-- What you need to do --
Below are the records; copy each line in them that holds the word "nghiệp".

-- Information supplied --
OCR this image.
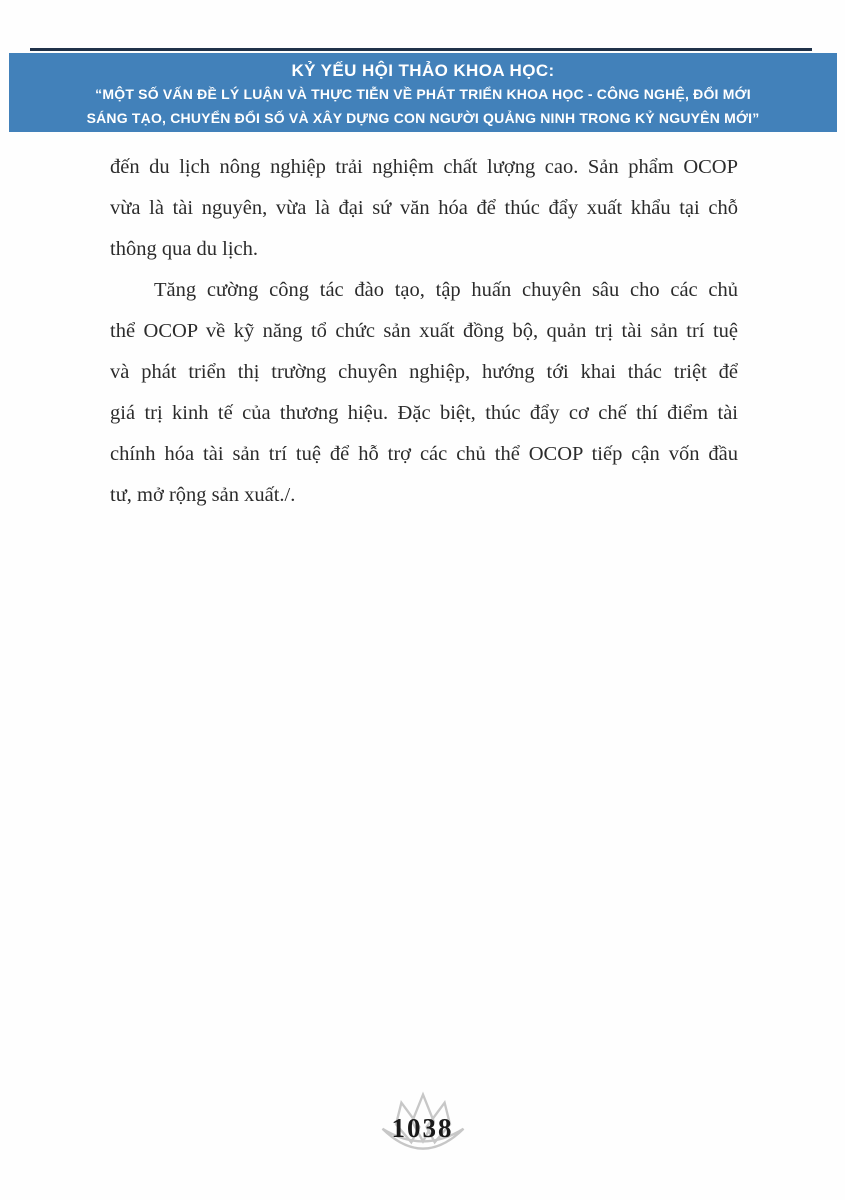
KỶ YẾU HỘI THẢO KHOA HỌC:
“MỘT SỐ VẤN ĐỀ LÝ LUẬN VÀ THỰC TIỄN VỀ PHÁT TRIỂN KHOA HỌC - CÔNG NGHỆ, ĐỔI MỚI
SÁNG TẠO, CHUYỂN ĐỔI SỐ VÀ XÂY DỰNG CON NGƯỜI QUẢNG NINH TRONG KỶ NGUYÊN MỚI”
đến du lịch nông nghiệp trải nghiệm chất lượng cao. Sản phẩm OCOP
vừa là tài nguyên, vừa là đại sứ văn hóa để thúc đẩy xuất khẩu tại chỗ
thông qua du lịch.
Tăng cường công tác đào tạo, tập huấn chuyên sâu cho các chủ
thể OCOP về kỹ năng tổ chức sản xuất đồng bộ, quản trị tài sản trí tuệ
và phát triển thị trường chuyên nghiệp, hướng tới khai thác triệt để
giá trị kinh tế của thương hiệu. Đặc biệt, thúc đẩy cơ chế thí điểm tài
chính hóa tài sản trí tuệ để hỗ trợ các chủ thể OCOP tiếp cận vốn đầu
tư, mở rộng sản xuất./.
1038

-- Solution --
đến du lịch nông nghiệp trải nghiệm chất lượng cao. Sản phẩm OCOP
và phát triển thị trường chuyên nghiệp, hướng tới khai thác triệt để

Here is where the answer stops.